> AIM
The records that follow need to be output exactly as they are.

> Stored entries
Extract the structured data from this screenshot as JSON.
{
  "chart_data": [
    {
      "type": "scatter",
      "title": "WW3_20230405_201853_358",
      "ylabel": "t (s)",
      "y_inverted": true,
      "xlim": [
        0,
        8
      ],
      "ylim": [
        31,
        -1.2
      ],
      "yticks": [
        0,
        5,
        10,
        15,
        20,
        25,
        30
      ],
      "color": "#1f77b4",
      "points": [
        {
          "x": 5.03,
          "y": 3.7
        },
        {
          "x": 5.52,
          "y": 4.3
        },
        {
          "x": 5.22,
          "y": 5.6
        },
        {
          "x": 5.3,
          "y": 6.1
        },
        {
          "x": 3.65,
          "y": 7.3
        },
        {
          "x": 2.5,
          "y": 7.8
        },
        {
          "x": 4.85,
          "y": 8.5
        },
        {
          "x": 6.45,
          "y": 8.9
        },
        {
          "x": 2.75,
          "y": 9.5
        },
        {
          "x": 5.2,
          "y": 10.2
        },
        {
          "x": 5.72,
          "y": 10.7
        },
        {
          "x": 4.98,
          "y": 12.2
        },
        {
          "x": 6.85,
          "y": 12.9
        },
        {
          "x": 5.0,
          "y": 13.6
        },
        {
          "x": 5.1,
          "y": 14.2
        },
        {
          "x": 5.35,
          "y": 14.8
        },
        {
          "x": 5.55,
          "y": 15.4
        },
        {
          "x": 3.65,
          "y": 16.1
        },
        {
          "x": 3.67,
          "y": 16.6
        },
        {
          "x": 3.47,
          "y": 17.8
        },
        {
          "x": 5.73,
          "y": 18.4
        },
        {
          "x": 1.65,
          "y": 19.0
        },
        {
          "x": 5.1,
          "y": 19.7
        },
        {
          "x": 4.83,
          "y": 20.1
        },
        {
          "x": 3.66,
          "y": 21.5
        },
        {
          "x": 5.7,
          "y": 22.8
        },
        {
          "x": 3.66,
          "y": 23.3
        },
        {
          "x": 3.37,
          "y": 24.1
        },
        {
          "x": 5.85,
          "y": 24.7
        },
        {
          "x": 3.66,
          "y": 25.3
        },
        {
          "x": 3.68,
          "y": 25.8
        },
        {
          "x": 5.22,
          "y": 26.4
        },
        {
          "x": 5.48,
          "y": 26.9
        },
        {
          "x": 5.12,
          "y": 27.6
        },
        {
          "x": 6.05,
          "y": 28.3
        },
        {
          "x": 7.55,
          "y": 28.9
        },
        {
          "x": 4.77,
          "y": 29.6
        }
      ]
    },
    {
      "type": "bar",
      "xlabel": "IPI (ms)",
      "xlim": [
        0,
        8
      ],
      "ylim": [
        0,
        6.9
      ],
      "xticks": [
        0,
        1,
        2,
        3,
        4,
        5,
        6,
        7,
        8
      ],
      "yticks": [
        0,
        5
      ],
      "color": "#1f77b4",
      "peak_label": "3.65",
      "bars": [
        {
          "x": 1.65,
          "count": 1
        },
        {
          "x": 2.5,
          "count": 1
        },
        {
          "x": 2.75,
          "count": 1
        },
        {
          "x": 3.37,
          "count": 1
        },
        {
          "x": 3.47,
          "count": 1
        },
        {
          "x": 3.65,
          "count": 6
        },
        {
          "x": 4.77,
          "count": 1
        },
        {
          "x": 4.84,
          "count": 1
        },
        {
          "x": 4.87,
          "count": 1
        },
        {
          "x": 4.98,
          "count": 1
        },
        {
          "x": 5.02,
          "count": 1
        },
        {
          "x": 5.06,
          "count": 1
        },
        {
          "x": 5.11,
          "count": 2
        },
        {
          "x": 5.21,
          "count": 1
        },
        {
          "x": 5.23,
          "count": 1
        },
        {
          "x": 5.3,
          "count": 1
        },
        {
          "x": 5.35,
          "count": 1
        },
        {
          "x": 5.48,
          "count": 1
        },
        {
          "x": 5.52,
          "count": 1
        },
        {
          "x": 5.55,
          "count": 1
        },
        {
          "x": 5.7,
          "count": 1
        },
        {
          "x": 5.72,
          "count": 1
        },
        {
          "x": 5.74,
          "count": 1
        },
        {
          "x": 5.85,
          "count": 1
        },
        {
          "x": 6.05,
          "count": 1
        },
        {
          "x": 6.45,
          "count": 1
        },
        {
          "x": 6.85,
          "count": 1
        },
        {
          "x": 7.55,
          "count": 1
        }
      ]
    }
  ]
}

> ANSWER BELOW
Extract the structured data from this screenshot as JSON.
{
  "chart_data": [
    {
      "type": "scatter",
      "title": "WW3_20230405_201853_358",
      "ylabel": "t (s)",
      "y_inverted": true,
      "xlim": [
        0,
        8
      ],
      "ylim": [
        31,
        -1.2
      ],
      "yticks": [
        0,
        5,
        10,
        15,
        20,
        25,
        30
      ],
      "color": "#1f77b4",
      "points": [
        {
          "x": 5.03,
          "y": 3.7
        },
        {
          "x": 5.52,
          "y": 4.3
        },
        {
          "x": 5.22,
          "y": 5.6
        },
        {
          "x": 5.3,
          "y": 6.1
        },
        {
          "x": 3.65,
          "y": 7.3
        },
        {
          "x": 2.5,
          "y": 7.8
        },
        {
          "x": 4.85,
          "y": 8.5
        },
        {
          "x": 6.45,
          "y": 8.9
        },
        {
          "x": 2.75,
          "y": 9.5
        },
        {
          "x": 5.2,
          "y": 10.2
        },
        {
          "x": 5.72,
          "y": 10.7
        },
        {
          "x": 4.98,
          "y": 12.2
        },
        {
          "x": 6.85,
          "y": 12.9
        },
        {
          "x": 5.0,
          "y": 13.6
        },
        {
          "x": 5.1,
          "y": 14.2
        },
        {
          "x": 5.35,
          "y": 14.8
        },
        {
          "x": 5.55,
          "y": 15.4
        },
        {
          "x": 3.65,
          "y": 16.1
        },
        {
          "x": 3.67,
          "y": 16.6
        },
        {
          "x": 3.47,
          "y": 17.8
        },
        {
          "x": 5.73,
          "y": 18.4
        },
        {
          "x": 1.65,
          "y": 19.0
        },
        {
          "x": 5.1,
          "y": 19.7
        },
        {
          "x": 4.83,
          "y": 20.1
        },
        {
          "x": 3.66,
          "y": 21.5
        },
        {
          "x": 5.7,
          "y": 22.8
        },
        {
          "x": 3.66,
          "y": 23.3
        },
        {
          "x": 3.37,
          "y": 24.1
        },
        {
          "x": 5.85,
          "y": 24.7
        },
        {
          "x": 3.66,
          "y": 25.3
        },
        {
          "x": 3.68,
          "y": 25.8
        },
        {
          "x": 5.22,
          "y": 26.4
        },
        {
          "x": 5.48,
          "y": 26.9
        },
        {
          "x": 5.12,
          "y": 27.6
        },
        {
          "x": 6.05,
          "y": 28.3
        },
        {
          "x": 7.55,
          "y": 28.9
        },
        {
          "x": 4.77,
          "y": 29.6
        }
      ]
    },
    {
      "type": "bar",
      "xlabel": "IPI (ms)",
      "xlim": [
        0,
        8
      ],
      "ylim": [
        0,
        6.9
      ],
      "xticks": [
        0,
        1,
        2,
        3,
        4,
        5,
        6,
        7,
        8
      ],
      "yticks": [
        0,
        5
      ],
      "color": "#1f77b4",
      "peak_label": "3.65",
      "bars": [
        {
          "x": 1.65,
          "count": 1
        },
        {
          "x": 2.5,
          "count": 1
        },
        {
          "x": 2.75,
          "count": 1
        },
        {
          "x": 3.37,
          "count": 1
        },
        {
          "x": 3.47,
          "count": 1
        },
        {
          "x": 3.65,
          "count": 6
        },
        {
          "x": 4.77,
          "count": 1
        },
        {
          "x": 4.84,
          "count": 1
        },
        {
          "x": 4.87,
          "count": 1
        },
        {
          "x": 4.98,
          "count": 1
        },
        {
          "x": 5.02,
          "count": 1
        },
        {
          "x": 5.06,
          "count": 1
        },
        {
          "x": 5.11,
          "count": 2
        },
        {
          "x": 5.21,
          "count": 1
        },
        {
          "x": 5.23,
          "count": 1
        },
        {
          "x": 5.3,
          "count": 1
        },
        {
          "x": 5.35,
          "count": 1
        },
        {
          "x": 5.48,
          "count": 1
        },
        {
          "x": 5.52,
          "count": 1
        },
        {
          "x": 5.55,
          "count": 1
        },
        {
          "x": 5.7,
          "count": 1
        },
        {
          "x": 5.72,
          "count": 1
        },
        {
          "x": 5.74,
          "count": 1
        },
        {
          "x": 5.85,
          "count": 1
        },
        {
          "x": 6.05,
          "count": 1
        },
        {
          "x": 6.45,
          "count": 1
        },
        {
          "x": 6.85,
          "count": 1
        },
        {
          "x": 7.55,
          "count": 1
        }
      ]
    }
  ]
}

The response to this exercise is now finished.